- DO THIS
Keep the pictures out and restate every record exactly.
::: PROVIDED INFORMATION
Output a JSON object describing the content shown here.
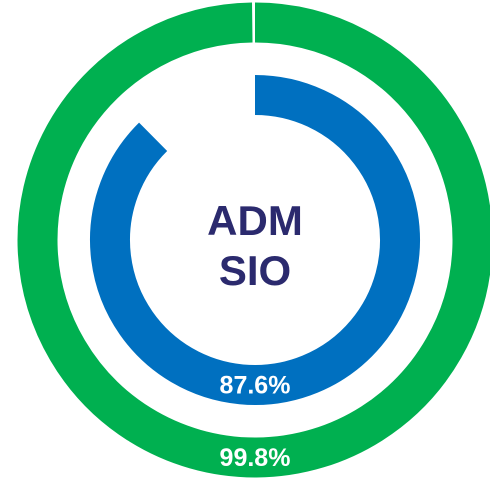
{
  "chart_data": {
    "type": "radial-progress",
    "title_lines": [
      "ADM",
      "SIO"
    ],
    "values": [
      99.8,
      87.6
    ],
    "value_labels": [
      "99.8%",
      "87.6%"
    ],
    "colors": [
      "#00b050",
      "#0070c0"
    ],
    "ylim": [
      0,
      100
    ]
  }
}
::::::
- TASK RESULT
Output a JSON object describing the content shown here.
{
  "chart_data": {
    "type": "radial-progress",
    "title_lines": [
      "ADM",
      "SIO"
    ],
    "values": [
      99.8,
      87.6
    ],
    "value_labels": [
      "99.8%",
      "87.6%"
    ],
    "colors": [
      "#00b050",
      "#0070c0"
    ],
    "ylim": [
      0,
      100
    ]
  }
}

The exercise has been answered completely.